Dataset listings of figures
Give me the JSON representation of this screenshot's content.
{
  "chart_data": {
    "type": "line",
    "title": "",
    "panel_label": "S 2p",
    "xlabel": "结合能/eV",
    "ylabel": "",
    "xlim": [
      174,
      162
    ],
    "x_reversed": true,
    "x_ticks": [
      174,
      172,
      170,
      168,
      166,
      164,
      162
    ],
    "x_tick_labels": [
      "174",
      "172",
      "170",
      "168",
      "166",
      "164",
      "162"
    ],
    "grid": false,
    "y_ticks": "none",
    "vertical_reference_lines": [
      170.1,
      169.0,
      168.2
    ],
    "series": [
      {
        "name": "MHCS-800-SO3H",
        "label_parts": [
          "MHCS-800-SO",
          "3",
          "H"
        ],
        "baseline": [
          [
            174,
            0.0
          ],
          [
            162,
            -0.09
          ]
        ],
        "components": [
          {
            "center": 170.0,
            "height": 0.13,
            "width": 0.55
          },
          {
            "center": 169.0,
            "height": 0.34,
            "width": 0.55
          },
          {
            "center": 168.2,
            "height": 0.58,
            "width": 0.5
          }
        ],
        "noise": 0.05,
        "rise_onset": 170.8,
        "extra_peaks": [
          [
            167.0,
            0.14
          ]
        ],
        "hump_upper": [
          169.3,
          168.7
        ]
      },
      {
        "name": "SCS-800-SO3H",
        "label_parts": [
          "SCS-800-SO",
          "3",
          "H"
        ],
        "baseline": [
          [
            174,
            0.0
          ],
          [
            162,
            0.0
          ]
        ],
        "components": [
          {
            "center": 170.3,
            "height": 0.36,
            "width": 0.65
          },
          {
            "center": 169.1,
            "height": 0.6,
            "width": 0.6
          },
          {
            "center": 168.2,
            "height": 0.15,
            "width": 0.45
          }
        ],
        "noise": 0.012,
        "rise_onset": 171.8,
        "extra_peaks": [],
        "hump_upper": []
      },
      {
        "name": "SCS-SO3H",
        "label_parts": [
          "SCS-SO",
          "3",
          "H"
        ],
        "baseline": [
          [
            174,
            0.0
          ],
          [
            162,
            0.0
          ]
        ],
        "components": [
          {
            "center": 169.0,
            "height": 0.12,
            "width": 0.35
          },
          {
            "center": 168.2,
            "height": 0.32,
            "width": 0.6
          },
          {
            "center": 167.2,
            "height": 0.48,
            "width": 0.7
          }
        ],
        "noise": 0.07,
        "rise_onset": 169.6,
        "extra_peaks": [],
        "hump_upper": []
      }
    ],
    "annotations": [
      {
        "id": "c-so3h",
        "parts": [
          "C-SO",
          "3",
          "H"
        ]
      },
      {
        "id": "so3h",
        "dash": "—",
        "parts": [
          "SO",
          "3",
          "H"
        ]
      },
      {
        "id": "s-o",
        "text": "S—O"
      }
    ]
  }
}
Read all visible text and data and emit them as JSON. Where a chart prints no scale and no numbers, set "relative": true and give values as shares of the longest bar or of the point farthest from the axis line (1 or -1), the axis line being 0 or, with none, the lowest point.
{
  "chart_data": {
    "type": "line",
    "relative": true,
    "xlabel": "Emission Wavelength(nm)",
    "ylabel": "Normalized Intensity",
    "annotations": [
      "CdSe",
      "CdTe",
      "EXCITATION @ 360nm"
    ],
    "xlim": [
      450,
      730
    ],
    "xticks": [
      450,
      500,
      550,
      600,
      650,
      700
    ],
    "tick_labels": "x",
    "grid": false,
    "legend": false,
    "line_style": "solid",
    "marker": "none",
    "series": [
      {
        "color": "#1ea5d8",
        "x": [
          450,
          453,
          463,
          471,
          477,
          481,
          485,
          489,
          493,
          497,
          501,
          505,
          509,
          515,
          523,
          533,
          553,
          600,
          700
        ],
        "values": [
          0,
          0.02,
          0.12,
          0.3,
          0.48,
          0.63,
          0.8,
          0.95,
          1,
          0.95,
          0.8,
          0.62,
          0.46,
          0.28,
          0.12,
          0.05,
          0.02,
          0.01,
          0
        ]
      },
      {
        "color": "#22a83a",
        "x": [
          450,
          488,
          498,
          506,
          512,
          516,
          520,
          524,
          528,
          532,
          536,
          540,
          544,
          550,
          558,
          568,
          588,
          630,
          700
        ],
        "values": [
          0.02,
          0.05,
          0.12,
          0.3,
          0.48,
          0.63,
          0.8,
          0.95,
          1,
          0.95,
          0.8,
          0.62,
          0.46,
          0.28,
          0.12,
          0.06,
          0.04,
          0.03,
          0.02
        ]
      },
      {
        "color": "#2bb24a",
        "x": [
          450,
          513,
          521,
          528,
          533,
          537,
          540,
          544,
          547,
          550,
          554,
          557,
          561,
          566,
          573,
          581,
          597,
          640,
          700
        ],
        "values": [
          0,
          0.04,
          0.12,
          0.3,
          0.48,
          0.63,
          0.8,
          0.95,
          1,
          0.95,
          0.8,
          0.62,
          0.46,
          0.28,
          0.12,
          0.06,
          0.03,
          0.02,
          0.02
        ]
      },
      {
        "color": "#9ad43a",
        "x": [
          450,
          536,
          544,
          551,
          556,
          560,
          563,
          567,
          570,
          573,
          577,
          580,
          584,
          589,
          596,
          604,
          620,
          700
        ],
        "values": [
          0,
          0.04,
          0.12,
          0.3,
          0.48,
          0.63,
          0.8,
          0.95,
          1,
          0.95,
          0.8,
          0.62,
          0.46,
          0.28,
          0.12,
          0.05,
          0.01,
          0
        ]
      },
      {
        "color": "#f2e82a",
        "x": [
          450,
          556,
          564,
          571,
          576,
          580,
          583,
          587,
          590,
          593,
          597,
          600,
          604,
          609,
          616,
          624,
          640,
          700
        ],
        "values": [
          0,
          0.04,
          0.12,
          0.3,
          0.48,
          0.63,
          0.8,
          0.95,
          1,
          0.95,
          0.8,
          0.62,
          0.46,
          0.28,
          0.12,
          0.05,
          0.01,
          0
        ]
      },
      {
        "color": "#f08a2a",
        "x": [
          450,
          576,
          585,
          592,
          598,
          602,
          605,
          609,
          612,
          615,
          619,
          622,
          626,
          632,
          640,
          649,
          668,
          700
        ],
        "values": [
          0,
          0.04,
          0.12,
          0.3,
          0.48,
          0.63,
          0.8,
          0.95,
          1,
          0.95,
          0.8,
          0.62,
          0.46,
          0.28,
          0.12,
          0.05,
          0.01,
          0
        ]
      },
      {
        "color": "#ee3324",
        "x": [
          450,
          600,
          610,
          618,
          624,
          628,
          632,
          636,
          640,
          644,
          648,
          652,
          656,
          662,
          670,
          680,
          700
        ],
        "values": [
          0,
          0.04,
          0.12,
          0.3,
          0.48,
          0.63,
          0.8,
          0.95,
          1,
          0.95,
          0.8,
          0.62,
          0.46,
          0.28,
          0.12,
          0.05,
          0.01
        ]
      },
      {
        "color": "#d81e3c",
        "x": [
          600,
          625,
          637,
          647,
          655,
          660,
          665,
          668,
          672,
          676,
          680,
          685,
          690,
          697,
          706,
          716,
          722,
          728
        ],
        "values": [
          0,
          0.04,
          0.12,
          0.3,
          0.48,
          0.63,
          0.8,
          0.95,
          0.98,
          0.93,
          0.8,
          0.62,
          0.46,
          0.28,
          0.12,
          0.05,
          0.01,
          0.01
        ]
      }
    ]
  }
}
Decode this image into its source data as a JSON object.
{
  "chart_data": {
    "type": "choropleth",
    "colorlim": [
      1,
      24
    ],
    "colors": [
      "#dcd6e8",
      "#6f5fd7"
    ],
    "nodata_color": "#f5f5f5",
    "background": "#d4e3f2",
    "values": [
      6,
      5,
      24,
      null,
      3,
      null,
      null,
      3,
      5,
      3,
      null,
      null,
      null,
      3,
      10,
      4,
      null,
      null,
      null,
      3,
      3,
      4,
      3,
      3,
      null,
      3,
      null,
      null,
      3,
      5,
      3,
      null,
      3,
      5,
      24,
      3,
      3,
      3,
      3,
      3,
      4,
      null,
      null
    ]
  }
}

YOUR INSTRUCTIONS —
Look above for the line that holds "Decode this image", then copy it and each line after it exactly, through the last line of the data.

RESULT OF THIS EXERCISE —
Decode this image into its source data as a JSON object.
{
  "chart_data": {
    "type": "choropleth",
    "colorlim": [
      1,
      24
    ],
    "colors": [
      "#dcd6e8",
      "#6f5fd7"
    ],
    "nodata_color": "#f5f5f5",
    "background": "#d4e3f2",
    "values": [
      6,
      5,
      24,
      null,
      3,
      null,
      null,
      3,
      5,
      3,
      null,
      null,
      null,
      3,
      10,
      4,
      null,
      null,
      null,
      3,
      3,
      4,
      3,
      3,
      null,
      3,
      null,
      null,
      3,
      5,
      3,
      null,
      3,
      5,
      24,
      3,
      3,
      3,
      3,
      3,
      4,
      null,
      null
    ]
  }
}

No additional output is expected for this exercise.